### GIVEN TEXT:
Re: Node failure causes weird META data?

Jean-Daniel Cryans Fri, 05 Nov 2010 10:44:12 -0700

Very interesting finding Erdem! I tried it on a local empty instance
and I set the roll period to 6 secs, here's what I saw:


org.apache.hadoop.hbase.regionserver.LogRoller: Hlog roll period 6000ms elapsed
org.apache.hadoop.hbase.regionserver.wal.SequenceFileLogWriter: Using
syncFs -- HDFS-200
org.apache.hadoop.hbase.regionserver.wal.HLog: Roll
/hbase-89-su/.logs/hbasedev,60020,1288977933643/10.10.1.177%3A60020.1288977933829,
entries=1, filesize=295. New hlog
/hbase-89-su/.logs/hbasedev,60020,1288977933643/10.10.1.177%3A60020.1288977943913
org.apache.hadoop.hbase.regionserver.wal.HLog: Found 1 hlogs to remove
 out of total 1; oldest outstanding sequenceid is 270055 from region
-ROOT-,,0
org.apache.hadoop.hbase.regionserver.wal.HLog: moving old hlog file
/hbase-89-su/.logs/hbasedev,60020,1288977933643/10.10.1.177%3A60020.1288977933829
whose highest sequenceid is 270054 to
/hbase-89-su/.oldlogs/10.10.1.177%3A60020.1288977933829

This looks like a very bad bug, I opened
https://issues.apache.org/jira/browse/HBASE-3198

Can you correlate this with the previous tests you did? Hopefully it's
the same problem.

Thanks a lot for your patience and investigative work!

J-D

On Fri, Nov 5, 2010 at 9:28 AM, Erdem Agaoglu <[email protected]> wrote:
> We have found the problem, again. But this time, we dug deeper and extracted
> more info.
>
> First, the reason that we were unable to reproduce was trying to kill the RS
> that holds -ROOT- too soon. That way,
> 1. log split goes fine,
> 2. -ROOT- gets assigned on somewhere else,
> 3. log replaying for that RS goes smoothly
> 4. .META. does not change.
> 5. everything is normal
>
> But if we try after a while of running the cluster,
> 1. log split fails with java.io.EOFException for the only hlog file,
> 2. -ROOT- gets assigned on somewhere else,
> 3. no log is replayed since none split
> 4. .META. is invalid, a new .META. is designated
> 5. data corrupted
>
> Before killing RS that holds -ROOT-, we checked the only hlog file of it,
> and see that it contains the updates for the place of the .META. in the
> first scenario. But in the second failing scenario, the file was empty. We
> found that the log rolling process, which happens once an hour by default,
> somehow thinks that the hlog is old and cleans it up.

### SOURCE DATA:
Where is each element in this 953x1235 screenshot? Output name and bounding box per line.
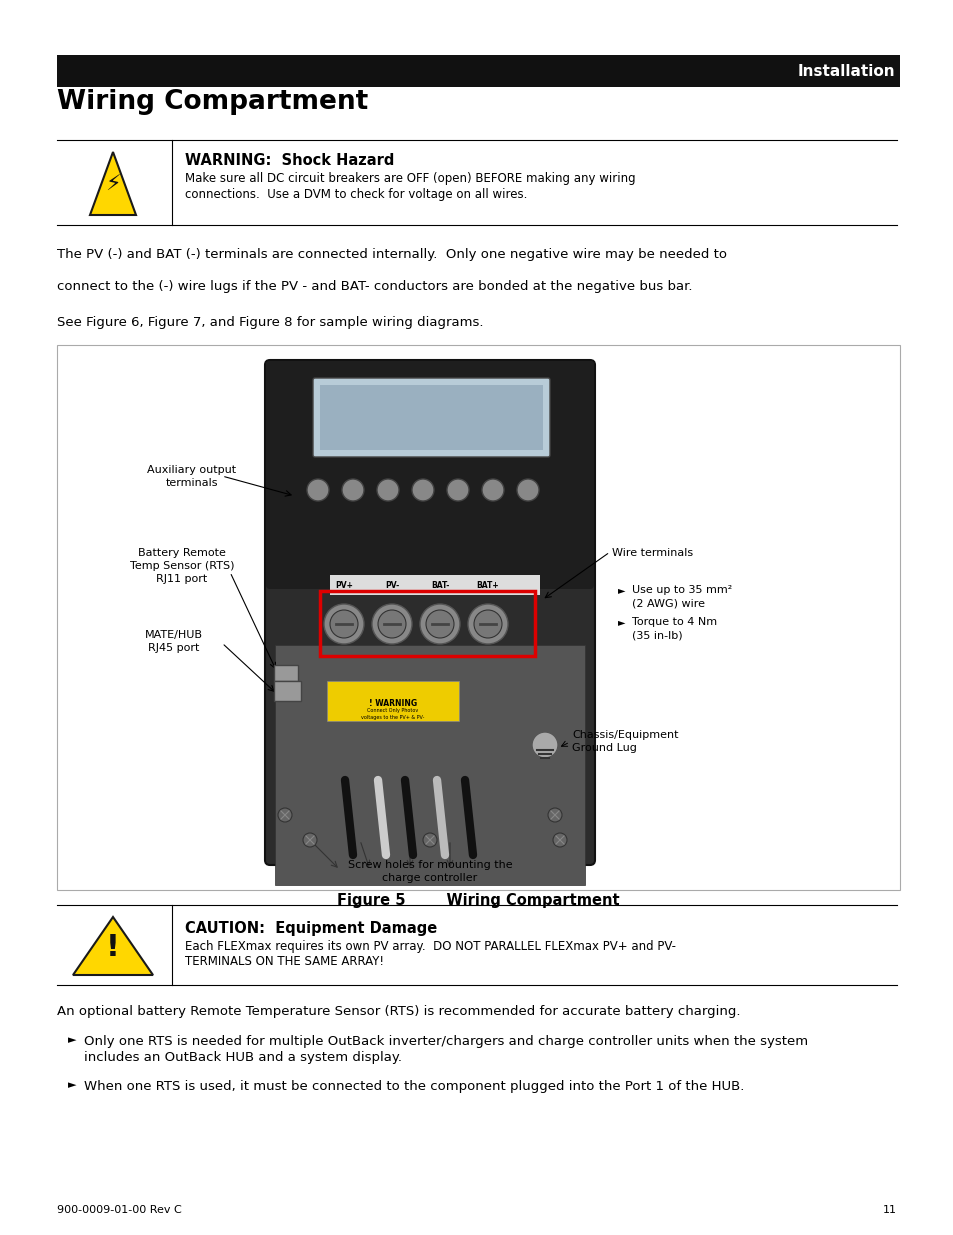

### THE REQUEST:
Resume the HBase node failure thread after its last sentence. The data comes from a different source than the text.

### THE RESPONSE:
>
> # LogRoller: Hlog roll period 3600000ms elapsed
> # SequenceFileLogWriter: Using syncFs -- HDFS-200
> # HLog: Roll /hbase/.logs/A/blahfile0316, entries=1, filesize=312. New hlog
> /hbase/.logs/A/blahfile0476
> # HLog: Found 1 hlogs to remove  out of total 1; oldest outstanding
> sequenceid is 4 from region -ROOT-,,0
> # HLog: moving old hlog file /hbase/.logs/A/blahfile0316 whose highest
> sequenceid is 3 to /hbase/.oldlogs/blahfile0316
>
> In that instance, blahfile0316 contains some rows while blahfile0476 is
> empty. It very much seems like the problem is here, as it thinks the data in
> memstore to be persisted while it is not. This seemed like a bug to us but
> might as well be a misconfiguration. Any idea is greatly appreciated.
>
>
> On Wed, Nov 3, 2010 at 4:36 PM, Erdem Agaoglu <[email protected]>wrote:
>
>> We suspect some misconfiguration too but are unsure what that might be.
>> Almost all of the configuration parameters are in default along with
>> dfs.support.append which is true in append branch. We checked RS logs and
>> couldn't find any Exceptions, everything seems normal so it is unlikely to
>> be a bug. The only WARN was about the last hlog file being empty but i guess
>> this is normal.
>>
>> To confirm it is a append-configuration related problem, we killed the RS
>> that holds -ROOT- right after running the cluster and checked the
>> /hbase/.oldlogs/. There was a file containing a line for -ROOT- so i think
>> append works correctly. The file got removed after a while.
>>
>> BTW, we tried to reproduce it with smaller data (to control manually, like
>> 2 rows in 1 table, newly put) but didn't have any problems. I am starting to
>> think the problem just disappeared. I'll increase rows to hundreds and check
>> again.
>>
>> Until i get the problem again, Thanks for your time.
>>
>> On Tue, Nov 2, 2010 at 7:28 PM, Jean-Daniel Cryans 
>> <[email protected]>wrote:
>>
>>> This confirms my suspicion that -ROOT-'s latest data was lost and that
>>> .META. got double assigned, which easily explains all the weirdness
>>> you're seeing after the log replay.
>>>
>>> The most probable reason would be misconfiguration, since the append
>>> feature is very well tested and a simple kill -9 wouldn't cause all
>>> sorts of issues. Else, it could be caused by an HBase bug, in which
>>> case exceptions would probably come out either during log splitting or
>>> during log replay (which happens when the region is reassigned to
>>> another region server). In your case you could take a look at the RS
>>> log where -ROOT- ends up and see if there's anything weird.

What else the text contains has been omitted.